= OBJECTIVE =
Leave out the pictures and transcribe everything else exactly.

= PROVIDED RECORDS =
===============
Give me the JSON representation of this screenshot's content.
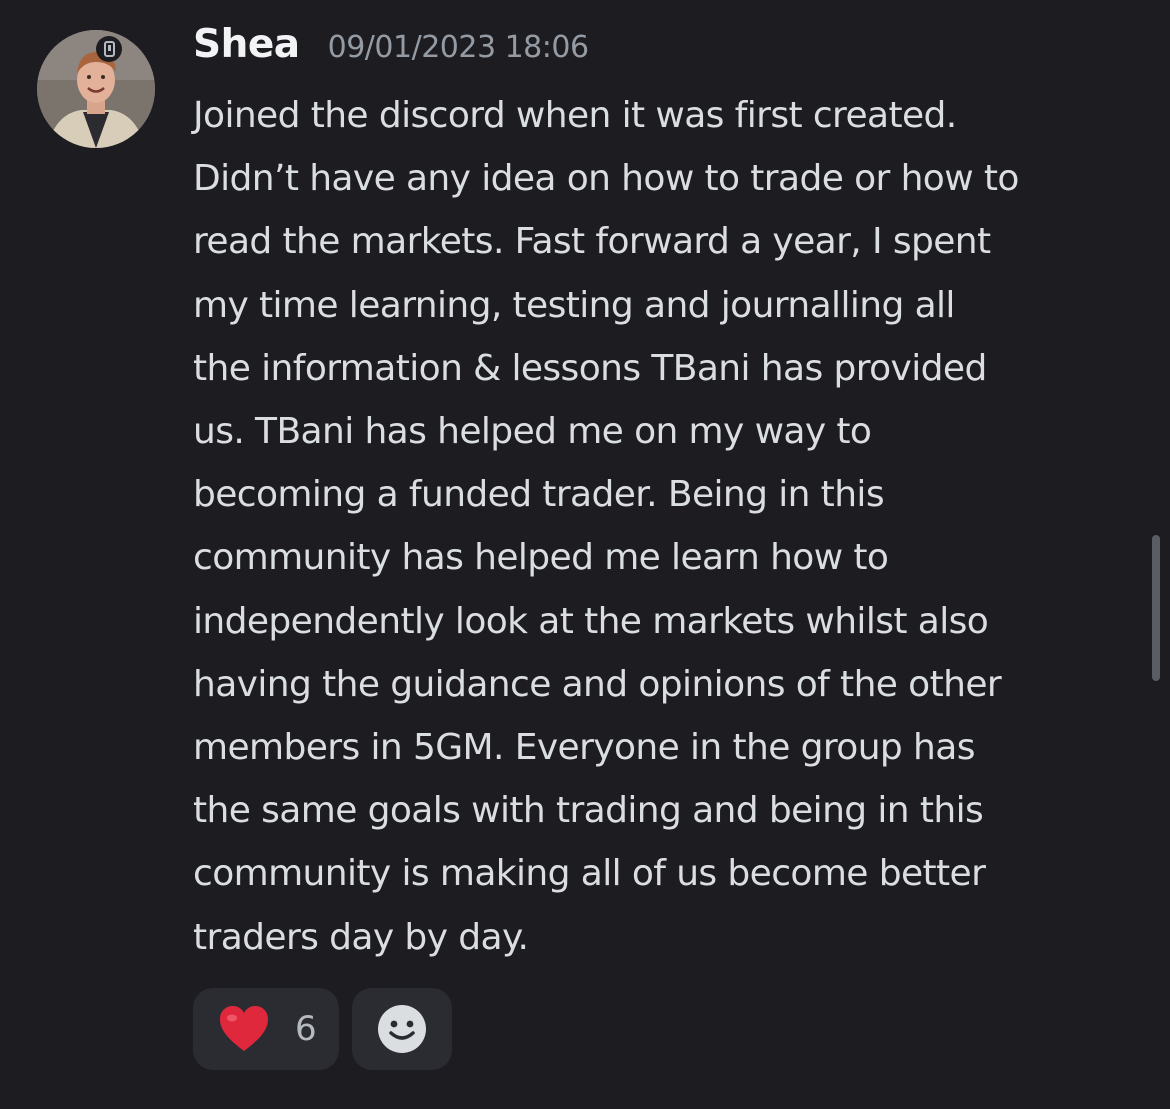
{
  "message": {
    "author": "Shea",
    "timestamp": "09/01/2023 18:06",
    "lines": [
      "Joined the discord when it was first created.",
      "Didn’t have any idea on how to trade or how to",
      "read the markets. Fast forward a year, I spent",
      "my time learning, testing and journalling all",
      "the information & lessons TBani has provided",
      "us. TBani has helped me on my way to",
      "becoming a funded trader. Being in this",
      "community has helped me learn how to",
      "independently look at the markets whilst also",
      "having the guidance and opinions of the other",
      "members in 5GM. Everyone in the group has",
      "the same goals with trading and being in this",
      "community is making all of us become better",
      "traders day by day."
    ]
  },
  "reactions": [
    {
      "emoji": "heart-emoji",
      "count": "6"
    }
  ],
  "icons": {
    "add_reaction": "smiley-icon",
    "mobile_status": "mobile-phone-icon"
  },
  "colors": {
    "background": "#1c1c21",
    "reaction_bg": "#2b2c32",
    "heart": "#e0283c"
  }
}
===============
= RESPONSE BELOW =
Give me the JSON representation of this screenshot's content.
{
  "message": {
    "author": "Shea",
    "timestamp": "09/01/2023 18:06",
    "lines": [
      "Joined the discord when it was first created.",
      "Didn’t have any idea on how to trade or how to",
      "read the markets. Fast forward a year, I spent",
      "my time learning, testing and journalling all",
      "the information & lessons TBani has provided",
      "us. TBani has helped me on my way to",
      "becoming a funded trader. Being in this",
      "community has helped me learn how to",
      "independently look at the markets whilst also",
      "having the guidance and opinions of the other",
      "members in 5GM. Everyone in the group has",
      "the same goals with trading and being in this",
      "community is making all of us become better",
      "traders day by day."
    ]
  },
  "reactions": [
    {
      "emoji": "heart-emoji",
      "count": "6"
    }
  ],
  "icons": {
    "add_reaction": "smiley-icon",
    "mobile_status": "mobile-phone-icon"
  },
  "colors": {
    "background": "#1c1c21",
    "reaction_bg": "#2b2c32",
    "heart": "#e0283c"
  }
}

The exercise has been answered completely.